** START **

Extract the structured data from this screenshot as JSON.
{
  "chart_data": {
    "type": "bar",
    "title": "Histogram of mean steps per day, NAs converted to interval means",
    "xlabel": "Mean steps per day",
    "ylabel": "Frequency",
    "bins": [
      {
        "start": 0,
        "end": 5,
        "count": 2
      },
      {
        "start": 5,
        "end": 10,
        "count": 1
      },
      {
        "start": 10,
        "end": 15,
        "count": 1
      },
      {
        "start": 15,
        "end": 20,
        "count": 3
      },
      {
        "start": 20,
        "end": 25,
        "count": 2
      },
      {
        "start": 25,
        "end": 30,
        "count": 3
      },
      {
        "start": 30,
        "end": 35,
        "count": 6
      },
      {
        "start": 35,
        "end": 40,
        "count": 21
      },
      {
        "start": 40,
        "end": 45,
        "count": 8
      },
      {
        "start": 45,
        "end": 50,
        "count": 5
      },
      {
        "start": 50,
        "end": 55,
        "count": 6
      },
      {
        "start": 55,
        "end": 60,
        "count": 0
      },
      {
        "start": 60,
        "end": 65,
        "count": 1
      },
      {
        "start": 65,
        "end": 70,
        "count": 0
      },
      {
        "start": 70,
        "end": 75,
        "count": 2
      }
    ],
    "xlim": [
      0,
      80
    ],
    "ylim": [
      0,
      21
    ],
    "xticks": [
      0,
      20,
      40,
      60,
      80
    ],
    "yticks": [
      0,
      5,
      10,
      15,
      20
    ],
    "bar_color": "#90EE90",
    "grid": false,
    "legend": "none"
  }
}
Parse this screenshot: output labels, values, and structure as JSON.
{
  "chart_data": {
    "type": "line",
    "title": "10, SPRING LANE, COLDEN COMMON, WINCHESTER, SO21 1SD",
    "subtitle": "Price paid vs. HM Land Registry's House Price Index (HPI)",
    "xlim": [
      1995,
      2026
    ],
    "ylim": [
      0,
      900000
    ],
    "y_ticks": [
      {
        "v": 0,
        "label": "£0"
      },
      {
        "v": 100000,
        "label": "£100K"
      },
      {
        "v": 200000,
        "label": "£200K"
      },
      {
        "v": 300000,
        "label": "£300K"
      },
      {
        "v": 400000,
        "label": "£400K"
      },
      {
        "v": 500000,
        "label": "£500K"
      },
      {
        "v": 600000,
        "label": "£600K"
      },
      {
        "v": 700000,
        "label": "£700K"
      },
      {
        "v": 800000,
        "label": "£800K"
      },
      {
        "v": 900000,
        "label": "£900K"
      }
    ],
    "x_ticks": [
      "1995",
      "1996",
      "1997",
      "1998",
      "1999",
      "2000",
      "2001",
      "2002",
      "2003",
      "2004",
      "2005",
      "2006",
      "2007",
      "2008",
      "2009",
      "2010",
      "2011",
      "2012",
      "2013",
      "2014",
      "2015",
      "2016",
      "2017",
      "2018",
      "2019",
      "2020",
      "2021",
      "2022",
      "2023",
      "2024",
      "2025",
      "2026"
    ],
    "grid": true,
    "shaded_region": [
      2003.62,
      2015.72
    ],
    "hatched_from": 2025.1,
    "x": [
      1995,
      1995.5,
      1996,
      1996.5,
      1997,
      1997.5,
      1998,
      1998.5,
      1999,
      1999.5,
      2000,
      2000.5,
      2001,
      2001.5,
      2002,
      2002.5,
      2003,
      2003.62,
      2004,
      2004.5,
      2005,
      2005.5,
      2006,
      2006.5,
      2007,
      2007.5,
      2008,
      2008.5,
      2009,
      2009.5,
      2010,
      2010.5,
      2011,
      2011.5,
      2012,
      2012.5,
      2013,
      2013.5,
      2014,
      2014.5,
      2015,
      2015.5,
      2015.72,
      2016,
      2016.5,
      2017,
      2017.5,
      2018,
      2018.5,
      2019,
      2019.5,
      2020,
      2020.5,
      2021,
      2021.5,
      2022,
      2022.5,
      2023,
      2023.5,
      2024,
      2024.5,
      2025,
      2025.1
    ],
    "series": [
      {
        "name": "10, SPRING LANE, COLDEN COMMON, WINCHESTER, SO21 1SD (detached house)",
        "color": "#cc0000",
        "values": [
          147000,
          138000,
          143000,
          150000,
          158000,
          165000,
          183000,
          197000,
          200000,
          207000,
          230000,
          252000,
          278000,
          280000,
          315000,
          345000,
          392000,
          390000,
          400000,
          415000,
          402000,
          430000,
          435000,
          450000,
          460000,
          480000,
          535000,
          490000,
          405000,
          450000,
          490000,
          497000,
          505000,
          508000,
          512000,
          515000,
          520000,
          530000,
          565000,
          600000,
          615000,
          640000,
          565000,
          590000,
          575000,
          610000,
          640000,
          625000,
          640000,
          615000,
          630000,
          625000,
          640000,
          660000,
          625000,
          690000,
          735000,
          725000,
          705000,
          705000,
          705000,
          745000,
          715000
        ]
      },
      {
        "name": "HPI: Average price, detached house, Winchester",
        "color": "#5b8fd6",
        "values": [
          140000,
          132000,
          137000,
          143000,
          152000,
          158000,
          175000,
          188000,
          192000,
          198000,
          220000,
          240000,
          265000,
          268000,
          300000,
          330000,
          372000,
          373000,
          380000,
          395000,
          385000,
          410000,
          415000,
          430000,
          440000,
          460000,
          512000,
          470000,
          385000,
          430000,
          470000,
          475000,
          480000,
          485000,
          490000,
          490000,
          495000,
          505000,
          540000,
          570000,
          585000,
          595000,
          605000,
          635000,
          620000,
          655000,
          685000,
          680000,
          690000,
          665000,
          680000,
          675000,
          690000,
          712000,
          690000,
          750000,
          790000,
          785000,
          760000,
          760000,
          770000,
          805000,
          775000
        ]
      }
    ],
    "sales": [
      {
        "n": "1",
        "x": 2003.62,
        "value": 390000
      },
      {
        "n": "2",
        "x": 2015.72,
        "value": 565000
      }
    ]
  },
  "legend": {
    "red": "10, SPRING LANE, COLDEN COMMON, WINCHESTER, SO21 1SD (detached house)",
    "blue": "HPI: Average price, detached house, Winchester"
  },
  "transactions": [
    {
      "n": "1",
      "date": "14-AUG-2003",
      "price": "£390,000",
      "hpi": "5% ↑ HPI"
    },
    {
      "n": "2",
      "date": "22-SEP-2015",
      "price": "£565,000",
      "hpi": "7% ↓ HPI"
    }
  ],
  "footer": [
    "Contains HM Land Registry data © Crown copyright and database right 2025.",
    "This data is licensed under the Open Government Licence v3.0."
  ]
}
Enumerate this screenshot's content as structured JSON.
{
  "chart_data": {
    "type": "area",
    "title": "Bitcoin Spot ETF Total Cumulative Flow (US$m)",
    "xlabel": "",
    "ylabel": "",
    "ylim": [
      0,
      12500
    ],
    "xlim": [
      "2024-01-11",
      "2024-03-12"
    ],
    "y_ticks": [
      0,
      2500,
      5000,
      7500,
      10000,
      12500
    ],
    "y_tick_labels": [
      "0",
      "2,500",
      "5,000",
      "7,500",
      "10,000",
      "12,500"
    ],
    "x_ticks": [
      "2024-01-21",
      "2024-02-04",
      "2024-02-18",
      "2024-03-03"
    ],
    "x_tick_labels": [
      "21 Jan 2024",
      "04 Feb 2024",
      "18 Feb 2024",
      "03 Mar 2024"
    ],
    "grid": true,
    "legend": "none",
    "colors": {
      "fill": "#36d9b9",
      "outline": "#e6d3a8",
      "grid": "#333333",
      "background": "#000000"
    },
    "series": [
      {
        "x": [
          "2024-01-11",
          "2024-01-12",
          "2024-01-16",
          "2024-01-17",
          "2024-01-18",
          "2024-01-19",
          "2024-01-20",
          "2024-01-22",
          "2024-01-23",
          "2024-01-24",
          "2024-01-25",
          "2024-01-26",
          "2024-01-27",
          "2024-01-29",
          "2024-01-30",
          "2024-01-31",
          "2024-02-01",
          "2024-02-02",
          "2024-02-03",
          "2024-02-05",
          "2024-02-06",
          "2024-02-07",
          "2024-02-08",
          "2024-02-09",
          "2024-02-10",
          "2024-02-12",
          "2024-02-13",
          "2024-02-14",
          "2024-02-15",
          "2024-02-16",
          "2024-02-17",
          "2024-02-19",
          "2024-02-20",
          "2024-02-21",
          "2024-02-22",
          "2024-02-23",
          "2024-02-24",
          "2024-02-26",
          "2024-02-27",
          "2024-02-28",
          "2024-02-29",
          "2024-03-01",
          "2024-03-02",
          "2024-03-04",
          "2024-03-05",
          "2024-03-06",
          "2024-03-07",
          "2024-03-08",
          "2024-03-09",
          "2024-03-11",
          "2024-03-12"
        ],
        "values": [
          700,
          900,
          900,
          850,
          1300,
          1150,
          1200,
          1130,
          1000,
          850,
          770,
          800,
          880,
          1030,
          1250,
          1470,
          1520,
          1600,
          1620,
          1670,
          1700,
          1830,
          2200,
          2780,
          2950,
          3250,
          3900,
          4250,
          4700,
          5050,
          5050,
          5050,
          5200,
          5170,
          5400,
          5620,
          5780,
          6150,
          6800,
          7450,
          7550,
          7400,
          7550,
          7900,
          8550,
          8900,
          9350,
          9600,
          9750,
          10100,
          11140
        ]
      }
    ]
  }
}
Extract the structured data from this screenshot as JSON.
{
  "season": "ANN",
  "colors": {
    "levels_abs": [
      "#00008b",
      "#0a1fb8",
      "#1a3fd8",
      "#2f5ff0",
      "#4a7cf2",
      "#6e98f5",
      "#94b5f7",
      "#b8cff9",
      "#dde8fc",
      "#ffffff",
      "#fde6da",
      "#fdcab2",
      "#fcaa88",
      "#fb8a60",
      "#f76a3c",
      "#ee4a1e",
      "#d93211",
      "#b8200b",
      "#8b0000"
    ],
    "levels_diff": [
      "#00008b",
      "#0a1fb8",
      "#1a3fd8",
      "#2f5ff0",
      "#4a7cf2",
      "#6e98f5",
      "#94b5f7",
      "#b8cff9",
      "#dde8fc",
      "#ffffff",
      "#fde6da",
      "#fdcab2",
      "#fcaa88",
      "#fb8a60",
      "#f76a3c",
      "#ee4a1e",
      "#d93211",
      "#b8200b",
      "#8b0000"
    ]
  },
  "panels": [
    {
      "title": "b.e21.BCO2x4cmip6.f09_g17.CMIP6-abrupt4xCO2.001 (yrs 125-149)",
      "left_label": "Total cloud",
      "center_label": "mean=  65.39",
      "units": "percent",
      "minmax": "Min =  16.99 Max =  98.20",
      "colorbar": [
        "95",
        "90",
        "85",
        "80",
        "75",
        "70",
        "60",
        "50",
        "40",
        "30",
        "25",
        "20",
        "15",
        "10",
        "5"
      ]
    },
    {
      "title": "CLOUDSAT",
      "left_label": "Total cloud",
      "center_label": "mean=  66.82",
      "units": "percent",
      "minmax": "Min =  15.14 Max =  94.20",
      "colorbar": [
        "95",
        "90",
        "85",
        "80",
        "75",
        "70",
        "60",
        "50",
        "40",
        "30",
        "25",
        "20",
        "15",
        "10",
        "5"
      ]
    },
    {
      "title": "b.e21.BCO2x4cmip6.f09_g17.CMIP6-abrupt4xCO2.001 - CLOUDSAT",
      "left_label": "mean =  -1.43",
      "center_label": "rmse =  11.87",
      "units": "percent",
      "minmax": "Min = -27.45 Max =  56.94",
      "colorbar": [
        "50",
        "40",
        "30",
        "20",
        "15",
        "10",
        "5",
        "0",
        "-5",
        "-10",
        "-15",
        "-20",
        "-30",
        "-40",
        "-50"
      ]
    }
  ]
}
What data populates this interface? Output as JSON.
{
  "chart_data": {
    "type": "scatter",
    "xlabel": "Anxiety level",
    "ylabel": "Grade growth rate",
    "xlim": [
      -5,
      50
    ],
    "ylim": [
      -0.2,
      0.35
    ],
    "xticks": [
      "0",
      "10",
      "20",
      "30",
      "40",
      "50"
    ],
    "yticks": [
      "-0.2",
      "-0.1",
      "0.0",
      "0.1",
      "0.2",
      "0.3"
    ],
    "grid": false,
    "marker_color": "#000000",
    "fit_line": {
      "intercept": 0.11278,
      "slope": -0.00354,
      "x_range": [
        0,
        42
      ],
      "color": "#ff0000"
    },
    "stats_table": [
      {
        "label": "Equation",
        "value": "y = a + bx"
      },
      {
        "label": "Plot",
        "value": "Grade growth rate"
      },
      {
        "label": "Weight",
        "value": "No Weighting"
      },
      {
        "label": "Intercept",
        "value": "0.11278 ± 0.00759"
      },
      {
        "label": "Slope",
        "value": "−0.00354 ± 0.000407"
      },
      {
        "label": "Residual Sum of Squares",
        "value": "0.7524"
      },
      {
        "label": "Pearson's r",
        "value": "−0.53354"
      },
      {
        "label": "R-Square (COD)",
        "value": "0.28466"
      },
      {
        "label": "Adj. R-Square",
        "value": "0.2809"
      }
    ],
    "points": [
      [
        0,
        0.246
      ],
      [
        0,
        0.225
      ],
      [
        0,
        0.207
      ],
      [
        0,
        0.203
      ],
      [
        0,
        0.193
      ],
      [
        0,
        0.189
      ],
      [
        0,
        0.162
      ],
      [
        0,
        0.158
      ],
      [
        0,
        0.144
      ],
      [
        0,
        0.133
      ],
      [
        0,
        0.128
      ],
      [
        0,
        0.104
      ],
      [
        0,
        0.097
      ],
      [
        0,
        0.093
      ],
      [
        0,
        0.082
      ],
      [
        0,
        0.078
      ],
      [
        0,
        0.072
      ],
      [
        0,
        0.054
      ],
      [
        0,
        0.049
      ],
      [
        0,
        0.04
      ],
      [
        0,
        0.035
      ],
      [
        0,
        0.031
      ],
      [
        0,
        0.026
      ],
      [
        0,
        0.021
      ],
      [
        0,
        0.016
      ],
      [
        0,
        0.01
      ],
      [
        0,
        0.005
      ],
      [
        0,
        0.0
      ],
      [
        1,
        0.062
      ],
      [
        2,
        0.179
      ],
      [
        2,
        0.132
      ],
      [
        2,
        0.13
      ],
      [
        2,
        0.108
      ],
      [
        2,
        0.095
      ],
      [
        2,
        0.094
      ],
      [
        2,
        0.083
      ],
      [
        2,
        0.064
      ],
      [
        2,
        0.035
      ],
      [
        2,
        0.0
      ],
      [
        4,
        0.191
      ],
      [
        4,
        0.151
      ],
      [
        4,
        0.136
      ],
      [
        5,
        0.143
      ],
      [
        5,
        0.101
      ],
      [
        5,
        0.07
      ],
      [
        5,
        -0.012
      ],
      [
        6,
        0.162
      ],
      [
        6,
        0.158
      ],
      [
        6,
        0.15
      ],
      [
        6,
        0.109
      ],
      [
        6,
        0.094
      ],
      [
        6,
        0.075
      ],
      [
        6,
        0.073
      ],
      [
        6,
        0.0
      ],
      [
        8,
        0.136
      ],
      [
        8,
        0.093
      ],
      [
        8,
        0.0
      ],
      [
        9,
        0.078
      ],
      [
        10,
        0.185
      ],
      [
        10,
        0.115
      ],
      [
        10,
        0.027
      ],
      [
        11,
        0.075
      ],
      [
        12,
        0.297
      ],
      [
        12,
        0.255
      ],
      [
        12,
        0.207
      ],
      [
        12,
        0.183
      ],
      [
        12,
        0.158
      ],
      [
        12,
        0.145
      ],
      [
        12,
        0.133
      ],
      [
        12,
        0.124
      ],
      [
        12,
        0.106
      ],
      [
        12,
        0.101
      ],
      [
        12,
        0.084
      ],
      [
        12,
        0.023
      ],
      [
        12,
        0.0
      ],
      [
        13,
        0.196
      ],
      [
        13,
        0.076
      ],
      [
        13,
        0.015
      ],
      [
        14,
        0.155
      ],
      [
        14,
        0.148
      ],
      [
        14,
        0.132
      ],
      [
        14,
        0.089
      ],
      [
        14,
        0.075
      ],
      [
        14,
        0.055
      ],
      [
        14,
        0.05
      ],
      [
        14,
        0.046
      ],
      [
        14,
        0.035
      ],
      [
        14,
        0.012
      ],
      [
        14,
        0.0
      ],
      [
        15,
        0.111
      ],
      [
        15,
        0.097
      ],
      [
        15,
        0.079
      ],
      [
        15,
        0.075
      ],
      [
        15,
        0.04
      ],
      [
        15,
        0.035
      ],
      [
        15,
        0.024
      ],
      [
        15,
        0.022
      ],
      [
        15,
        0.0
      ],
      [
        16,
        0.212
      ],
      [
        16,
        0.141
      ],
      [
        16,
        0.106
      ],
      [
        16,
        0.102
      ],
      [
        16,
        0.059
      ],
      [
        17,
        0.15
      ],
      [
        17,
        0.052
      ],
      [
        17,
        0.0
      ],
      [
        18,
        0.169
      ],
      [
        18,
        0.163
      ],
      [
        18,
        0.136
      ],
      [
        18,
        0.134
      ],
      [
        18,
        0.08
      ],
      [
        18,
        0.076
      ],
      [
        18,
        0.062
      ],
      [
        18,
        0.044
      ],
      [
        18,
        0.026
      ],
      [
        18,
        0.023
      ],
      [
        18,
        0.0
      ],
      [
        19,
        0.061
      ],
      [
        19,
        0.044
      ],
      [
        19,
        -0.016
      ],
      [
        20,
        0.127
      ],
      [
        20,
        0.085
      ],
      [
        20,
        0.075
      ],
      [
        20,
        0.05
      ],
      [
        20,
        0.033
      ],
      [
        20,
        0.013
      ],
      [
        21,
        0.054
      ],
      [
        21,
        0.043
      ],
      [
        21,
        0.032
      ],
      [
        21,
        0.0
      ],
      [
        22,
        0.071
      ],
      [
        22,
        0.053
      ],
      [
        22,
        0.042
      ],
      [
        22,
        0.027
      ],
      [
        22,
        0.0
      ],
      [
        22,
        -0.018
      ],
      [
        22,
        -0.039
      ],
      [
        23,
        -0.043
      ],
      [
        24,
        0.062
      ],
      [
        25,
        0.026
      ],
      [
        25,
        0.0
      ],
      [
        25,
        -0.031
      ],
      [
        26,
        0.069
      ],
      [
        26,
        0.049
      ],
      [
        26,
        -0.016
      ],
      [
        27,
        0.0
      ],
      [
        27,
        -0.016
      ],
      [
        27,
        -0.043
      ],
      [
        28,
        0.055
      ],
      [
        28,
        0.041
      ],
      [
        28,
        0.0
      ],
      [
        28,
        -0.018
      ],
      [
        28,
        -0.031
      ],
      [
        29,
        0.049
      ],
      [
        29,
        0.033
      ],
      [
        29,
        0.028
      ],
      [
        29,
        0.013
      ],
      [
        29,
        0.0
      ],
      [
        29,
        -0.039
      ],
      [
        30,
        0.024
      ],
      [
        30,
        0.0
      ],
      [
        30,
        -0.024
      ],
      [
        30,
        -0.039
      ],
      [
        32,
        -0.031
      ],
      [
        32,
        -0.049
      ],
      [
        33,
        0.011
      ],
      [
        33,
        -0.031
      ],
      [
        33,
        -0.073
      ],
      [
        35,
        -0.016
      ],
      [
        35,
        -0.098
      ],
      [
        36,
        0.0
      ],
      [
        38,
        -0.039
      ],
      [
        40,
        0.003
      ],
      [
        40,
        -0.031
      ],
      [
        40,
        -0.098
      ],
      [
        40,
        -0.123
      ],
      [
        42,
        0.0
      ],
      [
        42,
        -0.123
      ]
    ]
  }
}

** END **

▶ INSTRUCTIONS TO FOLLOW
Extract all lines that hold the word "COLDEN".

▶ RESULT FOR THIS TASK
    "title": "10, SPRING LANE, COLDEN COMMON, WINCHESTER, SO21 1SD",
        "name": "10, SPRING LANE, COLDEN COMMON, WINCHESTER, SO21 1SD (detached house)",
    "red": "10, SPRING LANE, COLDEN COMMON, WINCHESTER, SO21 1SD (detached house)",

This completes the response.